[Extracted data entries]

[Begin]

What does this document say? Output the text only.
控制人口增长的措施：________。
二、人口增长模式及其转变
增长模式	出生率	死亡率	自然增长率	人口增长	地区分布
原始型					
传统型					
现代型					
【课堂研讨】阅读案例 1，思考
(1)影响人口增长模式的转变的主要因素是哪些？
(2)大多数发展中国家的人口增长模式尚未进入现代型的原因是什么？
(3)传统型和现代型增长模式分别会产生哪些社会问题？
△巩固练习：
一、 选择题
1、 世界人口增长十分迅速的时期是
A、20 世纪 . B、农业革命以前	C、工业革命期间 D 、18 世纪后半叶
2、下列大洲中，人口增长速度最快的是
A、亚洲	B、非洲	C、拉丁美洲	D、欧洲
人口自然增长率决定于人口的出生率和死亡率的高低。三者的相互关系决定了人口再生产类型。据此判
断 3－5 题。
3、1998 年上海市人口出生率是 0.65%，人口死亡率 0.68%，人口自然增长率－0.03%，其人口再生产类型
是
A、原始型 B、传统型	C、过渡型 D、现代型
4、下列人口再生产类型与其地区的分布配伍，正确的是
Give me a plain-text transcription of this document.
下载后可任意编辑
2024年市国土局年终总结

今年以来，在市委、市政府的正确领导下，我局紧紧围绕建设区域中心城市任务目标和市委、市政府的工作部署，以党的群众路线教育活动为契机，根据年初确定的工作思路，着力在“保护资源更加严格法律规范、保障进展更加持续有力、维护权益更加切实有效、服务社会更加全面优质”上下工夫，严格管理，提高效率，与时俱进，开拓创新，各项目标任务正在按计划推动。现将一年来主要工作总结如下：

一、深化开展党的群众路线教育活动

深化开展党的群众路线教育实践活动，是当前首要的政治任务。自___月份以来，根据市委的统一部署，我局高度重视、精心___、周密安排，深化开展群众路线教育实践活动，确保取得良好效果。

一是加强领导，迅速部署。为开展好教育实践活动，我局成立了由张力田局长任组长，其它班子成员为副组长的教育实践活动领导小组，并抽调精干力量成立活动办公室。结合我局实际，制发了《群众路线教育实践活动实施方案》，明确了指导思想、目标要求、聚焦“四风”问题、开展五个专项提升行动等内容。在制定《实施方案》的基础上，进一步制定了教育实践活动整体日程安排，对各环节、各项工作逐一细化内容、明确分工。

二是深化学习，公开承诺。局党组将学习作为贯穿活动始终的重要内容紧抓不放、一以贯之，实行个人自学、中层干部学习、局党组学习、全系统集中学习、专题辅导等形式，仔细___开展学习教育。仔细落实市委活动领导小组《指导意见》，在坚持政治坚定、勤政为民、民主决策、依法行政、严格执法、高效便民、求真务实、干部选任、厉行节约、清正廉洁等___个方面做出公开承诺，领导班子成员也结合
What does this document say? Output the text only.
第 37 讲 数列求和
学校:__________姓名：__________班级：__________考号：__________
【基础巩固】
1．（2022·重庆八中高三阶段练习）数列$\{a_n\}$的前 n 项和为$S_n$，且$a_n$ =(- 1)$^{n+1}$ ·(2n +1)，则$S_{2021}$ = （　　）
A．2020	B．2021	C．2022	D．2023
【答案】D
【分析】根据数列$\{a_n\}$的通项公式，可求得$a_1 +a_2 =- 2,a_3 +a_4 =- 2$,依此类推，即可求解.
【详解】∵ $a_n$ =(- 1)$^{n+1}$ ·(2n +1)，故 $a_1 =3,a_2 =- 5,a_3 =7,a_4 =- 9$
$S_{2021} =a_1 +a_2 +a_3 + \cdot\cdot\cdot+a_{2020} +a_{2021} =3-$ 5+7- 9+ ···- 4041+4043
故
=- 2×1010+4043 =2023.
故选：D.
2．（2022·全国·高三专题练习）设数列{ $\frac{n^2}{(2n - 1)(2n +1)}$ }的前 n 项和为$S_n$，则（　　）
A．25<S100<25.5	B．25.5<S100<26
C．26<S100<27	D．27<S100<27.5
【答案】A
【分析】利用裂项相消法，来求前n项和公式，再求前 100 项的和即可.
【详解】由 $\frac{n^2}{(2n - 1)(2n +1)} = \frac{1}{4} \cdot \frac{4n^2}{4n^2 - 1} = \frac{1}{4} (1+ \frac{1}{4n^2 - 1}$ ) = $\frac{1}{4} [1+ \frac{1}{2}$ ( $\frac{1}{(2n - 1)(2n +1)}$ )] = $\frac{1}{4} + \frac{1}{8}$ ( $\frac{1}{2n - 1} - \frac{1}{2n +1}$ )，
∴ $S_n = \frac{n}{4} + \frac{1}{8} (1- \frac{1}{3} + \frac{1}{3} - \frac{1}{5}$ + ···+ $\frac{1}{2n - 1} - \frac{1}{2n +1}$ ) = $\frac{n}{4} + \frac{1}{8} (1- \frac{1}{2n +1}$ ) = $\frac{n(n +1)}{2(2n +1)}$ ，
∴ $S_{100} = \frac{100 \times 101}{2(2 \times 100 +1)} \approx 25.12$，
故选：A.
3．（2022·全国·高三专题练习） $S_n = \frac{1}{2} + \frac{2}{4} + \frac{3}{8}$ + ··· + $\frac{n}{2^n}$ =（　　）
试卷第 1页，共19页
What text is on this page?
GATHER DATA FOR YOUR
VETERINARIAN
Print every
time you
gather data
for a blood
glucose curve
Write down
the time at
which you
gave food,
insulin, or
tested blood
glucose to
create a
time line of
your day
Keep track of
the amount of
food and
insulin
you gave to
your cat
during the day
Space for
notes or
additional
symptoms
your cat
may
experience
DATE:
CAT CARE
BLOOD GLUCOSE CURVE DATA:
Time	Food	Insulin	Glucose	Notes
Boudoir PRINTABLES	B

[End]

Single out each line of the records above with the string "cdot" in it, and copy it.

> FULL OUTPUT:
$S_{2021} =a_1 +a_2 +a_3 + \cdot\cdot\cdot+a_{2020} +a_{2021} =3-$ 5+7- 9+ ···- 4041+4043
【详解】由 $\frac{n^2}{(2n - 1)(2n +1)} = \frac{1}{4} \cdot \frac{4n^2}{4n^2 - 1} = \frac{1}{4} (1+ \frac{1}{4n^2 - 1}$ ) = $\frac{1}{4} [1+ \frac{1}{2}$ ( $\frac{1}{(2n - 1)(2n +1)}$ )] = $\frac{1}{4} + \frac{1}{8}$ ( $\frac{1}{2n - 1} - \frac{1}{2n +1}$ )，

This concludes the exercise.